* **WORK REQUIRED**:
Check each line of the records for "особых"; collect those that have it.

* **RECORDS FOR THE TASK**:
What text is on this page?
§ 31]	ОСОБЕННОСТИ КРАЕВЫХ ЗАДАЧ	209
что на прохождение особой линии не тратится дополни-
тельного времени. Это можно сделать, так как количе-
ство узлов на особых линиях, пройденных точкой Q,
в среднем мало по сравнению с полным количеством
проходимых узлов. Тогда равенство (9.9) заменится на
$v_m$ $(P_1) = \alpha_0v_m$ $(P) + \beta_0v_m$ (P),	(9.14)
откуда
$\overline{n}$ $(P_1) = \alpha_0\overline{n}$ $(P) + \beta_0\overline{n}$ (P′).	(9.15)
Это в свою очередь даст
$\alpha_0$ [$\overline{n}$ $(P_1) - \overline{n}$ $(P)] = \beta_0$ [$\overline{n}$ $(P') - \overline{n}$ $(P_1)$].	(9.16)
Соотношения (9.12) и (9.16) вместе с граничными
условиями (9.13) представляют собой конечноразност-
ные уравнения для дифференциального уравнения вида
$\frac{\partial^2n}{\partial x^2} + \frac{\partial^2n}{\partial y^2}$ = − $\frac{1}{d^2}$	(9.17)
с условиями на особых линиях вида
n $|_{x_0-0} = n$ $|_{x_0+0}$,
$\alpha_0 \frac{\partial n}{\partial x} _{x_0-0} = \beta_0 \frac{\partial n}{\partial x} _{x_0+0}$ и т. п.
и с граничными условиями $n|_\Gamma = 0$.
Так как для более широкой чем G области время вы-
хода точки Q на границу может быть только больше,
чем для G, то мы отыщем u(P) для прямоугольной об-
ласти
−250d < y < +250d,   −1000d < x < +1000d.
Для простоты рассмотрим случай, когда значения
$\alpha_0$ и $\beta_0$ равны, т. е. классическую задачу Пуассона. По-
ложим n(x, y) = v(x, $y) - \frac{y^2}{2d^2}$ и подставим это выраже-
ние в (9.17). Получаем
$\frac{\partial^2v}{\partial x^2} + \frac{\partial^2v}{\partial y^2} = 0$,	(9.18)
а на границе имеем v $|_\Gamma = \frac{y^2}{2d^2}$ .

* **SOLUTION TO THE EXERCISE**:
ство узлов на особых линиях, пройденных точкой Q,
с условиями на особых линиях вида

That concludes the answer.